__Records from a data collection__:
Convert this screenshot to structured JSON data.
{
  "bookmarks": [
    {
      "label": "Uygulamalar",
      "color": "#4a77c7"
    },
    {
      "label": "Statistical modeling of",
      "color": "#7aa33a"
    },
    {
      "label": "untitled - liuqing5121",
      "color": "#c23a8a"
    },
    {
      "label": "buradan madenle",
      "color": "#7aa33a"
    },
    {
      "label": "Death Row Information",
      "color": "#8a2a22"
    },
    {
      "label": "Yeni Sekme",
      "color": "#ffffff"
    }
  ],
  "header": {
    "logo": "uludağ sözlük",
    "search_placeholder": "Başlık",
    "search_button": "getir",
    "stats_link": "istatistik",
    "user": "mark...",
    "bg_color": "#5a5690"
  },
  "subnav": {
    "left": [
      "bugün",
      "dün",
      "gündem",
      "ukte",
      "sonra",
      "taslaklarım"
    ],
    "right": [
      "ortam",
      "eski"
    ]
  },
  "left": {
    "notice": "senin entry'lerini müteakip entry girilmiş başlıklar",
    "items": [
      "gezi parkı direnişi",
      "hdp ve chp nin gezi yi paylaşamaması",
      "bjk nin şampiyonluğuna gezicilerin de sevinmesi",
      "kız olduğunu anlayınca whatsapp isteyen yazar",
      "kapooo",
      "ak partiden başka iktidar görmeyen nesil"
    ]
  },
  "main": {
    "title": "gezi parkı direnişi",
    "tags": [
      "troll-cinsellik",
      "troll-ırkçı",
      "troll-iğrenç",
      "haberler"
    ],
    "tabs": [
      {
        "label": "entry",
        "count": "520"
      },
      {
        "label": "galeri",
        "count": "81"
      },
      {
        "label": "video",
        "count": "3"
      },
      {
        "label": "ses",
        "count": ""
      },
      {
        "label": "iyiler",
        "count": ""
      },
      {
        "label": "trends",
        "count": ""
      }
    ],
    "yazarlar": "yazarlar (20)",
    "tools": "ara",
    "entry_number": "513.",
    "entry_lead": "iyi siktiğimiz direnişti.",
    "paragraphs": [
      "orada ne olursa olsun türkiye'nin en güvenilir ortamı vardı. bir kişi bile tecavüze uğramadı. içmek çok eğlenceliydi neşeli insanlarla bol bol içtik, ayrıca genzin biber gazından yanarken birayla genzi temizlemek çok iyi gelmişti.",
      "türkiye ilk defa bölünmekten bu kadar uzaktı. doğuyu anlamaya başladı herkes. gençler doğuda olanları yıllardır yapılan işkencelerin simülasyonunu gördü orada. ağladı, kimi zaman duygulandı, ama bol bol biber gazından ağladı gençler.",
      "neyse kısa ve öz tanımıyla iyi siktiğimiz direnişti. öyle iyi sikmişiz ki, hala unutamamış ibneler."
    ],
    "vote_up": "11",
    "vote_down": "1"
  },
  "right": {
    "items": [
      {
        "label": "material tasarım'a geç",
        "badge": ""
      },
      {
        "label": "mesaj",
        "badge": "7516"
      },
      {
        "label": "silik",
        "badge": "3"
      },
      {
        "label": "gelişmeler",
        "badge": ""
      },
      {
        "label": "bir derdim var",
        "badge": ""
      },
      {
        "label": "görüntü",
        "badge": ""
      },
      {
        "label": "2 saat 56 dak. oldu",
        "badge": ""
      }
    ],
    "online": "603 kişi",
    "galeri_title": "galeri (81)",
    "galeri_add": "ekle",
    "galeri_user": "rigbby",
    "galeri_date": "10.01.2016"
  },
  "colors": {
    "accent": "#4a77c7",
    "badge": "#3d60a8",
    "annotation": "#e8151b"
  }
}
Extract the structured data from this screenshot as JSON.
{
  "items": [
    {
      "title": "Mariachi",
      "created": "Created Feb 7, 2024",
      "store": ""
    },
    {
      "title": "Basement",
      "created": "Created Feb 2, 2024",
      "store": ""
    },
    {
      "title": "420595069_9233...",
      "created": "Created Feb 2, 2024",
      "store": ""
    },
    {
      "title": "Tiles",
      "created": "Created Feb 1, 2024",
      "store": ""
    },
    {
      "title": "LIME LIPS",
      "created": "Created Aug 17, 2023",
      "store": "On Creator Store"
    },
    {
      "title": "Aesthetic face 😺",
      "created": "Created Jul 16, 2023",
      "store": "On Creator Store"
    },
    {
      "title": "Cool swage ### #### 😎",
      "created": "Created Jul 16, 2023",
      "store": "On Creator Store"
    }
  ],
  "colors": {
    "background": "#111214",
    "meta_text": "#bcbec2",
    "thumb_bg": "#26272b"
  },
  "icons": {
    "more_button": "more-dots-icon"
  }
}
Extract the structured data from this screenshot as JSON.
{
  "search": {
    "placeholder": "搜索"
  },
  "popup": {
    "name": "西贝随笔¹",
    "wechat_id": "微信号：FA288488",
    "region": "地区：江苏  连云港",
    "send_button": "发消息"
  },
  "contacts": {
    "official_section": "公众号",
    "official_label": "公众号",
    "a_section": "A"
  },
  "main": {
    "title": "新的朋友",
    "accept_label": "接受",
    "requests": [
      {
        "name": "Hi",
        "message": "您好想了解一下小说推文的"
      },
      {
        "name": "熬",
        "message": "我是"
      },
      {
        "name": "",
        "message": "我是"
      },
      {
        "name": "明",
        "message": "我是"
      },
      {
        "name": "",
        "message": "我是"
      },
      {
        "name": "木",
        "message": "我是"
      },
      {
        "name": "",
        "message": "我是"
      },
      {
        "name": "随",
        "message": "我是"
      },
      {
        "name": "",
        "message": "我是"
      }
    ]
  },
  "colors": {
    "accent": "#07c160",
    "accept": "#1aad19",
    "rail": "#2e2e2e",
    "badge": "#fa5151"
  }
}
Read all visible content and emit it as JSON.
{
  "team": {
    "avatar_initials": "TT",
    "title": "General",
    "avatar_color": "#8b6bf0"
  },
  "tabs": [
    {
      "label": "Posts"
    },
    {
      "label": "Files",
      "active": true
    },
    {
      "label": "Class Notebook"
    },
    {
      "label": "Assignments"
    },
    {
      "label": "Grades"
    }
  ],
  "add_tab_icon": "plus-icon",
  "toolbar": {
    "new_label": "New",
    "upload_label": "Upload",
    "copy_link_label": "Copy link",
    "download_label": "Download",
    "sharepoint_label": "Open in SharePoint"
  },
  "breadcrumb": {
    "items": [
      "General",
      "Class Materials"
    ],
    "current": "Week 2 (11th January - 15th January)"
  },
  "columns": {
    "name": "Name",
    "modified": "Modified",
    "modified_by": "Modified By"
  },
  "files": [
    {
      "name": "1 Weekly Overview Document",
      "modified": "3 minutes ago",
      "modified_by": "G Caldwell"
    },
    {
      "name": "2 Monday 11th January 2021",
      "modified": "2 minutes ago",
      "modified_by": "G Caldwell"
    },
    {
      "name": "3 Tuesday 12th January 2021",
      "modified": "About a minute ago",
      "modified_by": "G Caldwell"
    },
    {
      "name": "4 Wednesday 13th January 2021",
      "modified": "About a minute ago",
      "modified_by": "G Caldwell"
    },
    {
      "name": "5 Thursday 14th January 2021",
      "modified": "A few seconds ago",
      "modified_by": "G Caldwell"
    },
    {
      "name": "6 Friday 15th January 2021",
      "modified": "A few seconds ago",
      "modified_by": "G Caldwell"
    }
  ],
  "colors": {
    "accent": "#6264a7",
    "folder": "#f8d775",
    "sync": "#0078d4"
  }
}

__Goal__: Return all of the entries exactly as they were supplied.

__Complete response__:
Convert this screenshot to structured JSON data.
{
  "bookmarks": [
    {
      "label": "Uygulamalar",
      "color": "#4a77c7"
    },
    {
      "label": "Statistical modeling of",
      "color": "#7aa33a"
    },
    {
      "label": "untitled - liuqing5121",
      "color": "#c23a8a"
    },
    {
      "label": "buradan madenle",
      "color": "#7aa33a"
    },
    {
      "label": "Death Row Information",
      "color": "#8a2a22"
    },
    {
      "label": "Yeni Sekme",
      "color": "#ffffff"
    }
  ],
  "header": {
    "logo": "uludağ sözlük",
    "search_placeholder": "Başlık",
    "search_button": "getir",
    "stats_link": "istatistik",
    "user": "mark...",
    "bg_color": "#5a5690"
  },
  "subnav": {
    "left": [
      "bugün",
      "dün",
      "gündem",
      "ukte",
      "sonra",
      "taslaklarım"
    ],
    "right": [
      "ortam",
      "eski"
    ]
  },
  "left": {
    "notice": "senin entry'lerini müteakip entry girilmiş başlıklar",
    "items": [
      "gezi parkı direnişi",
      "hdp ve chp nin gezi yi paylaşamaması",
      "bjk nin şampiyonluğuna gezicilerin de sevinmesi",
      "kız olduğunu anlayınca whatsapp isteyen yazar",
      "kapooo",
      "ak partiden başka iktidar görmeyen nesil"
    ]
  },
  "main": {
    "title": "gezi parkı direnişi",
    "tags": [
      "troll-cinsellik",
      "troll-ırkçı",
      "troll-iğrenç",
      "haberler"
    ],
    "tabs": [
      {
        "label": "entry",
        "count": "520"
      },
      {
        "label": "galeri",
        "count": "81"
      },
      {
        "label": "video",
        "count": "3"
      },
      {
        "label": "ses",
        "count": ""
      },
      {
        "label": "iyiler",
        "count": ""
      },
      {
        "label": "trends",
        "count": ""
      }
    ],
    "yazarlar": "yazarlar (20)",
    "tools": "ara",
    "entry_number": "513.",
    "entry_lead": "iyi siktiğimiz direnişti.",
    "paragraphs": [
      "orada ne olursa olsun türkiye'nin en güvenilir ortamı vardı. bir kişi bile tecavüze uğramadı. içmek çok eğlenceliydi neşeli insanlarla bol bol içtik, ayrıca genzin biber gazından yanarken birayla genzi temizlemek çok iyi gelmişti.",
      "türkiye ilk defa bölünmekten bu kadar uzaktı. doğuyu anlamaya başladı herkes. gençler doğuda olanları yıllardır yapılan işkencelerin simülasyonunu gördü orada. ağladı, kimi zaman duygulandı, ama bol bol biber gazından ağladı gençler.",
      "neyse kısa ve öz tanımıyla iyi siktiğimiz direnişti. öyle iyi sikmişiz ki, hala unutamamış ibneler."
    ],
    "vote_up": "11",
    "vote_down": "1"
  },
  "right": {
    "items": [
      {
        "label": "material tasarım'a geç",
        "badge": ""
      },
      {
        "label": "mesaj",
        "badge": "7516"
      },
      {
        "label": "silik",
        "badge": "3"
      },
      {
        "label": "gelişmeler",
        "badge": ""
      },
      {
        "label": "bir derdim var",
        "badge": ""
      },
      {
        "label": "görüntü",
        "badge": ""
      },
      {
        "label": "2 saat 56 dak. oldu",
        "badge": ""
      }
    ],
    "online": "603 kişi",
    "galeri_title": "galeri (81)",
    "galeri_add": "ekle",
    "galeri_user": "rigbby",
    "galeri_date": "10.01.2016"
  },
  "colors": {
    "accent": "#4a77c7",
    "badge": "#3d60a8",
    "annotation": "#e8151b"
  }
}
Extract the structured data from this screenshot as JSON.
{
  "items": [
    {
      "title": "Mariachi",
      "created": "Created Feb 7, 2024",
      "store": ""
    },
    {
      "title": "Basement",
      "created": "Created Feb 2, 2024",
      "store": ""
    },
    {
      "title": "420595069_9233...",
      "created": "Created Feb 2, 2024",
      "store": ""
    },
    {
      "title": "Tiles",
      "created": "Created Feb 1, 2024",
      "store": ""
    },
    {
      "title": "LIME LIPS",
      "created": "Created Aug 17, 2023",
      "store": "On Creator Store"
    },
    {
      "title": "Aesthetic face 😺",
      "created": "Created Jul 16, 2023",
      "store": "On Creator Store"
    },
    {
      "title": "Cool swage ### #### 😎",
      "created": "Created Jul 16, 2023",
      "store": "On Creator Store"
    }
  ],
  "colors": {
    "background": "#111214",
    "meta_text": "#bcbec2",
    "thumb_bg": "#26272b"
  },
  "icons": {
    "more_button": "more-dots-icon"
  }
}
Extract the structured data from this screenshot as JSON.
{
  "search": {
    "placeholder": "搜索"
  },
  "popup": {
    "name": "西贝随笔¹",
    "wechat_id": "微信号：FA288488",
    "region": "地区：江苏  连云港",
    "send_button": "发消息"
  },
  "contacts": {
    "official_section": "公众号",
    "official_label": "公众号",
    "a_section": "A"
  },
  "main": {
    "title": "新的朋友",
    "accept_label": "接受",
    "requests": [
      {
        "name": "Hi",
        "message": "您好想了解一下小说推文的"
      },
      {
        "name": "熬",
        "message": "我是"
      },
      {
        "name": "",
        "message": "我是"
      },
      {
        "name": "明",
        "message": "我是"
      },
      {
        "name": "",
        "message": "我是"
      },
      {
        "name": "木",
        "message": "我是"
      },
      {
        "name": "",
        "message": "我是"
      },
      {
        "name": "随",
        "message": "我是"
      },
      {
        "name": "",
        "message": "我是"
      }
    ]
  },
  "colors": {
    "accent": "#07c160",
    "accept": "#1aad19",
    "rail": "#2e2e2e",
    "badge": "#fa5151"
  }
}
Read all visible content and emit it as JSON.
{
  "team": {
    "avatar_initials": "TT",
    "title": "General",
    "avatar_color": "#8b6bf0"
  },
  "tabs": [
    {
      "label": "Posts"
    },
    {
      "label": "Files",
      "active": true
    },
    {
      "label": "Class Notebook"
    },
    {
      "label": "Assignments"
    },
    {
      "label": "Grades"
    }
  ],
  "add_tab_icon": "plus-icon",
  "toolbar": {
    "new_label": "New",
    "upload_label": "Upload",
    "copy_link_label": "Copy link",
    "download_label": "Download",
    "sharepoint_label": "Open in SharePoint"
  },
  "breadcrumb": {
    "items": [
      "General",
      "Class Materials"
    ],
    "current": "Week 2 (11th January - 15th January)"
  },
  "columns": {
    "name": "Name",
    "modified": "Modified",
    "modified_by": "Modified By"
  },
  "files": [
    {
      "name": "1 Weekly Overview Document",
      "modified": "3 minutes ago",
      "modified_by": "G Caldwell"
    },
    {
      "name": "2 Monday 11th January 2021",
      "modified": "2 minutes ago",
      "modified_by": "G Caldwell"
    },
    {
      "name": "3 Tuesday 12th January 2021",
      "modified": "About a minute ago",
      "modified_by": "G Caldwell"
    },
    {
      "name": "4 Wednesday 13th January 2021",
      "modified": "About a minute ago",
      "modified_by": "G Caldwell"
    },
    {
      "name": "5 Thursday 14th January 2021",
      "modified": "A few seconds ago",
      "modified_by": "G Caldwell"
    },
    {
      "name": "6 Friday 15th January 2021",
      "modified": "A few seconds ago",
      "modified_by": "G Caldwell"
    }
  ],
  "colors": {
    "accent": "#6264a7",
    "folder": "#f8d775",
    "sync": "#0078d4"
  }
}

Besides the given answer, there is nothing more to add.